Items from a figure collection:
[start]
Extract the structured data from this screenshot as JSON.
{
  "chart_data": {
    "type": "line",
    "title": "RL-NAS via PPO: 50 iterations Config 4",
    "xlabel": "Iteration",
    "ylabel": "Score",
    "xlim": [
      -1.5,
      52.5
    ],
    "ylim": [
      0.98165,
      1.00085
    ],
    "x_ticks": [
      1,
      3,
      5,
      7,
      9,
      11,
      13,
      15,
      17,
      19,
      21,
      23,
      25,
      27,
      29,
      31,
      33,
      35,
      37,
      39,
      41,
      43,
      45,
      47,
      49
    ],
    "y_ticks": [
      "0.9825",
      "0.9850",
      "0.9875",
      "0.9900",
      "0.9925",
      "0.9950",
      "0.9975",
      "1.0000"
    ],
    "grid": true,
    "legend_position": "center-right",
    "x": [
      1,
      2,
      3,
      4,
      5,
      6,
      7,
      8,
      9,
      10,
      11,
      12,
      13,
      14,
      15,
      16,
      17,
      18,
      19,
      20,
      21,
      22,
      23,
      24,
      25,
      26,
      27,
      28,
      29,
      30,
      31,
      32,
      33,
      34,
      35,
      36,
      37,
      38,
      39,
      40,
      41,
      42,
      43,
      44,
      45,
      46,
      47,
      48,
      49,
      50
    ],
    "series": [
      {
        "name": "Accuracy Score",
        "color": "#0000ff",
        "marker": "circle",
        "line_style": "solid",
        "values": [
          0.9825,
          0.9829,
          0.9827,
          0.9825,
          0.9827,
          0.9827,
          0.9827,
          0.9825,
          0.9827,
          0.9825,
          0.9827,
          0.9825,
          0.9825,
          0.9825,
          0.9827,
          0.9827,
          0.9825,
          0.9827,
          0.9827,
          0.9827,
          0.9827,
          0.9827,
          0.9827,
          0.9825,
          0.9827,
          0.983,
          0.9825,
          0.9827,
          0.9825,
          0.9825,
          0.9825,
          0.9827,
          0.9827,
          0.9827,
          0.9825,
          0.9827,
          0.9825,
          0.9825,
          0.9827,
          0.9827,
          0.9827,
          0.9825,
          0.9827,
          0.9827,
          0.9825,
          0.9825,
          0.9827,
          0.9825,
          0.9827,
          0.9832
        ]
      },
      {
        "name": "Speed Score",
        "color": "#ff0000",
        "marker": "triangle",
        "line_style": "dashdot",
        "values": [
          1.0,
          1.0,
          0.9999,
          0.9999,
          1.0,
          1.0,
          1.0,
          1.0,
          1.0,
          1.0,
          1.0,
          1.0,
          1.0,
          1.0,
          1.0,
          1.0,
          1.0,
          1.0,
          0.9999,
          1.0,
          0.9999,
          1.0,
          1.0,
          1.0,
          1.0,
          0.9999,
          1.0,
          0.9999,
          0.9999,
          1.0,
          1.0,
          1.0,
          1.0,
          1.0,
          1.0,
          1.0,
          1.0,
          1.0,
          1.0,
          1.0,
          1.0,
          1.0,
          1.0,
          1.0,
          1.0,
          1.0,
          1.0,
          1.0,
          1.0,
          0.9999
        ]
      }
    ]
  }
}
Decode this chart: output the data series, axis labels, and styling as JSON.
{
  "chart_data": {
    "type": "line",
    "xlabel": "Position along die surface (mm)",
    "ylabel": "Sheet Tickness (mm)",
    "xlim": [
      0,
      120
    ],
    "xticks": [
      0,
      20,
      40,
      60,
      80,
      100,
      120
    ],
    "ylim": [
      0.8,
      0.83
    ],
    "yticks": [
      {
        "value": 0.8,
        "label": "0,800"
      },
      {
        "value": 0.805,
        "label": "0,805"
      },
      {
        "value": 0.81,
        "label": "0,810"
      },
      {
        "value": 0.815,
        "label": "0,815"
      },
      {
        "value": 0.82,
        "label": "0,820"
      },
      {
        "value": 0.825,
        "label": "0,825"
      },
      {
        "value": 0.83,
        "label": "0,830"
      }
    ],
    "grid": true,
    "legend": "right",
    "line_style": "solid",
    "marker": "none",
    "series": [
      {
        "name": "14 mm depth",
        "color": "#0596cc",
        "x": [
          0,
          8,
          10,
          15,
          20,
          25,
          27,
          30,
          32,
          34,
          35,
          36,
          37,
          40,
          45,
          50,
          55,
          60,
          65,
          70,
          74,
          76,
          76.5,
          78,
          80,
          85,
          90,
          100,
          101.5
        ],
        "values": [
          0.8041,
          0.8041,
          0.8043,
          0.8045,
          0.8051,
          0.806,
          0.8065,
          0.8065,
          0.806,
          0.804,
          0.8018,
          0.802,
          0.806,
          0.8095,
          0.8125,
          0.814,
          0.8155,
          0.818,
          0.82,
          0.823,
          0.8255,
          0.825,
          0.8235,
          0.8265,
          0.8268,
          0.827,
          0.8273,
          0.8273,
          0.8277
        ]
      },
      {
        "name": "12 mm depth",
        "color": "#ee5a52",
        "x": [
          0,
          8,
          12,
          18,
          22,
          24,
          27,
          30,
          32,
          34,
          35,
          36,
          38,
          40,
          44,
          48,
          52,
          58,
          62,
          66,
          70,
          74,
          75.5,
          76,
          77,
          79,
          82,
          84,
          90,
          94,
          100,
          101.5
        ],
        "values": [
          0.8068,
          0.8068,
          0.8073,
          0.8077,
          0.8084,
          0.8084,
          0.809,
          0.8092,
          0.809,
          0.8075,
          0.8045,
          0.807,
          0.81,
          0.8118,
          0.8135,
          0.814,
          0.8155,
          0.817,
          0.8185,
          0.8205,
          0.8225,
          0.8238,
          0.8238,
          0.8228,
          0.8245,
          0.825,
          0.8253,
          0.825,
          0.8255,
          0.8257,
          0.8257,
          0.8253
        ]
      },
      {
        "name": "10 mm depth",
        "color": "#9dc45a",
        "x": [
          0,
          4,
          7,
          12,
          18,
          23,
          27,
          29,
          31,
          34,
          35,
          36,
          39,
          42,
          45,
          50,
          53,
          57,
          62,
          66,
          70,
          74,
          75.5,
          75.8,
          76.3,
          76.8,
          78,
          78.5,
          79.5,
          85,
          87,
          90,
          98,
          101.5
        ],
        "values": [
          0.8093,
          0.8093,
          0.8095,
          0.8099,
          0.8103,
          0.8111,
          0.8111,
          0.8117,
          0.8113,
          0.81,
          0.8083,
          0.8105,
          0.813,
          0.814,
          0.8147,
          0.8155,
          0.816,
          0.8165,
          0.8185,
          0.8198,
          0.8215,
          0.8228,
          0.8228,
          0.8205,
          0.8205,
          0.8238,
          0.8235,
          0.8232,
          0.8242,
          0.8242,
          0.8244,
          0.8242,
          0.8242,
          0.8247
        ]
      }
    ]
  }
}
[end]
- Directive:
Copy every line in the entries above that has the string "color" in it.

- Worked solution:
        "color": "#0000ff",
        "color": "#ff0000",
        "color": "#0596cc",
        "color": "#ee5a52",
        "color": "#9dc45a",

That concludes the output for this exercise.